WORK INSTRUCTIONS →
Copy out lines with the word "icon" from the material that follows.

Stored data entries →

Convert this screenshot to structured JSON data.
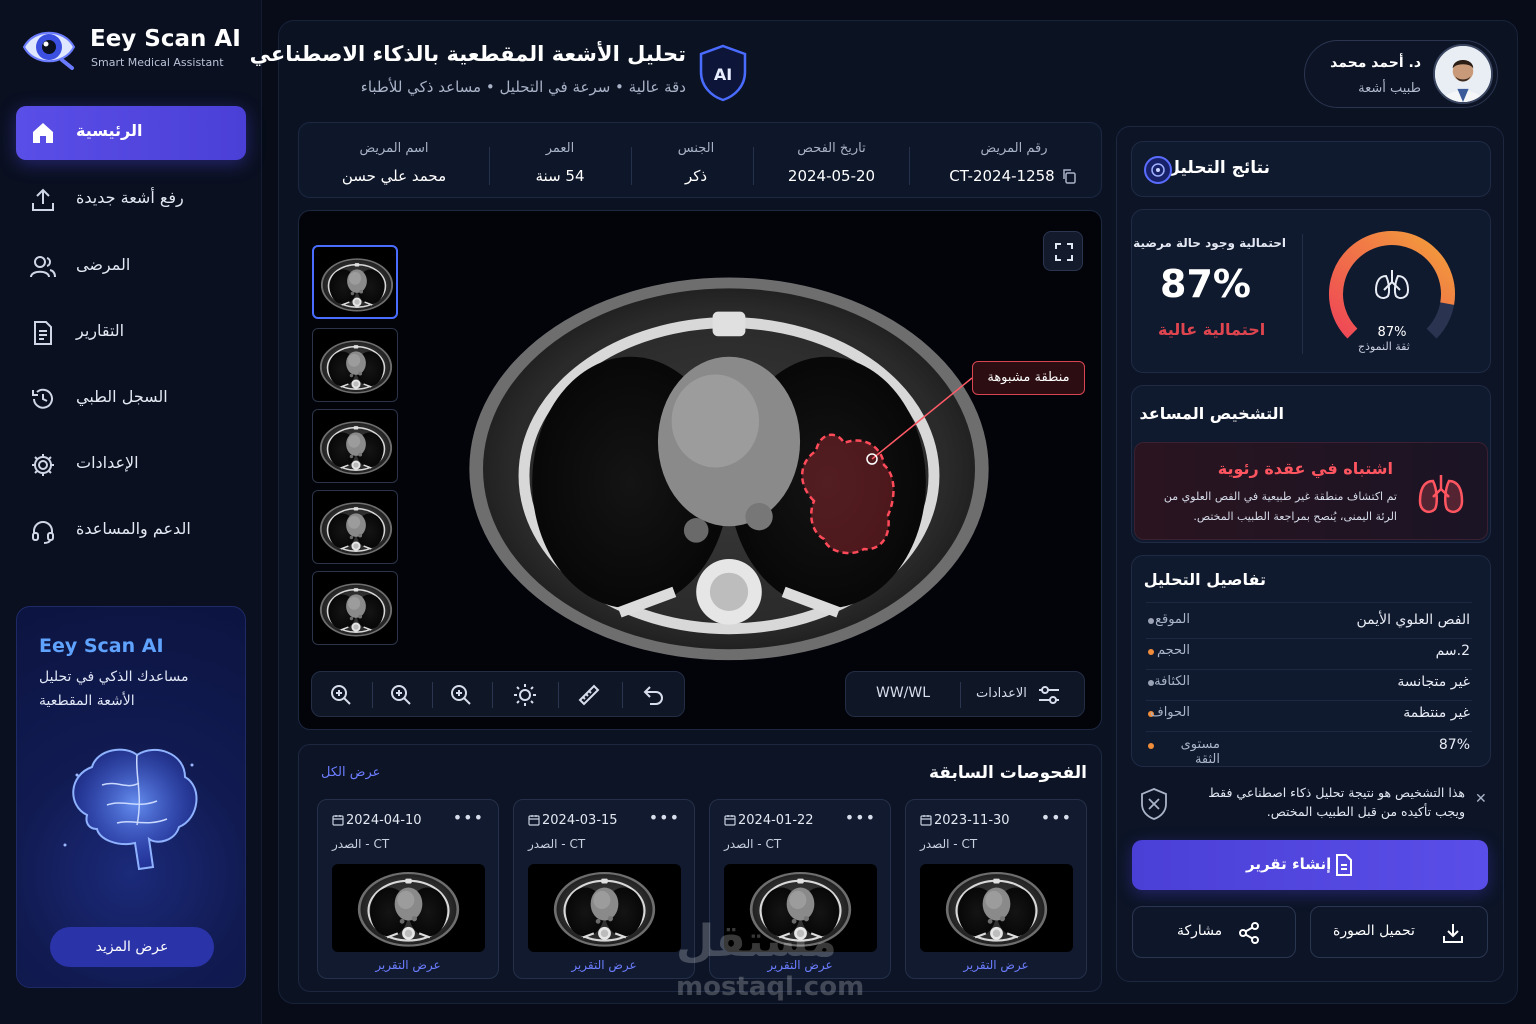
{
  "app": {
    "name": "Eey Scan AI",
    "tagline": "Smart Medical Assistant"
  },
  "sidebar": {
    "items": [
      {
        "label": "الرئيسية",
        "icon": "home-icon",
        "active": true
      },
      {
        "label": "رفع أشعة جديدة",
        "icon": "upload-icon"
      },
      {
        "label": "المرضى",
        "icon": "users-icon"
      },
      {
        "label": "التقارير",
        "icon": "document-icon"
      },
      {
        "label": "السجل الطبي",
        "icon": "history-icon"
      },
      {
        "label": "الإعدادات",
        "icon": "gear-icon"
      },
      {
        "label": "الدعم والمساعدة",
        "icon": "headset-icon"
      }
    ],
    "promo": {
      "title": "Eey Scan AI",
      "text": "مساعدك الذكي في تحليل الأشعة المقطعية",
      "button": "عرض المزيد"
    }
  },
  "header": {
    "title": "تحليل الأشعة المقطعية بالذكاء الاصطناعي",
    "subtitle": "دقة عالية • سرعة في التحليل • مساعد ذكي للأطباء",
    "ai_badge": "AI"
  },
  "doctor": {
    "name": "د. أحمد محمد",
    "role": "طبيب أشعة"
  },
  "patient": {
    "id_label": "رقم المريض",
    "id": "CT-2024-1258",
    "date_label": "تاريخ الفحص",
    "date": "2024-05-20",
    "gender_label": "الجنس",
    "gender": "ذكر",
    "age_label": "العمر",
    "age": "54 سنة",
    "name_label": "اسم المريض",
    "name": "محمد علي حسن"
  },
  "viewer": {
    "suspect_label": "منطقة مشبوهة",
    "window_level": "WW/WL",
    "settings_label": "الاعدادات"
  },
  "previous_exams": {
    "title": "الفحوصات السابقة",
    "view_all": "عرض الكل",
    "exams": [
      {
        "date": "2024-04-10",
        "type": "CT - الصدر",
        "link": "عرض التقرير"
      },
      {
        "date": "2024-03-15",
        "type": "CT - الصدر",
        "link": "عرض التقرير"
      },
      {
        "date": "2024-01-22",
        "type": "CT - الصدر",
        "link": "عرض التقرير"
      },
      {
        "date": "2023-11-30",
        "type": "CT - الصدر",
        "link": "عرض التقرير"
      }
    ]
  },
  "results": {
    "title": "نتائج التحليل",
    "probability_label": "احتمالية وجود حالة مرضية",
    "probability": "87%",
    "probability_level": "احتمالية عالية",
    "confidence_value": 87,
    "confidence_text": "87%",
    "confidence_label": "ثقة النموذج",
    "diagnosis_title": "التشخيص المساعد",
    "diagnosis_heading": "اشتباه في عقدة رئوية",
    "diagnosis_text": "تم اكتشاف منطقة غير طبيعية في الفص العلوي من الرئة اليمنى، يُنصح بمراجعة الطبيب المختص.",
    "details_title": "تفاصيل التحليل",
    "details": [
      {
        "label": "الموقع",
        "value": "الفص العلوي الأيمن",
        "dot": "#9aa3b5"
      },
      {
        "label": "الحجم",
        "value": "2.سم",
        "dot": "#f08c3a"
      },
      {
        "label": "الكثافة",
        "value": "غير متجانسة",
        "dot": "#9aa3b5"
      },
      {
        "label": "الحواف",
        "value": "غير منتظمة",
        "dot": "#f08c3a"
      },
      {
        "label": "مستوى الثقة",
        "value": "87%",
        "dot": "#f08c3a"
      }
    ],
    "disclaimer": "هذا التشخيص هو نتيجة تحليل ذكاء اصطناعي فقط ويجب تأكيده من قبل الطبيب المختص.",
    "create_report": "إنشاء تقرير",
    "download": "تحميل الصورة",
    "share": "مشاركة"
  },
  "watermark": {
    "arabic": "مستقل",
    "site": "mostaql.com"
  },
  "colors": {
    "accent": "#5a4ee8",
    "danger": "#e0454f",
    "warning": "#f08c3a",
    "link": "#6c7dff"
  }
}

OUTPUT OF THE TASK →
        "icon": "home-icon",
        "icon": "upload-icon"
        "icon": "users-icon"
        "icon": "document-icon"
        "icon": "history-icon"
        "icon": "gear-icon"
        "icon": "headset-icon"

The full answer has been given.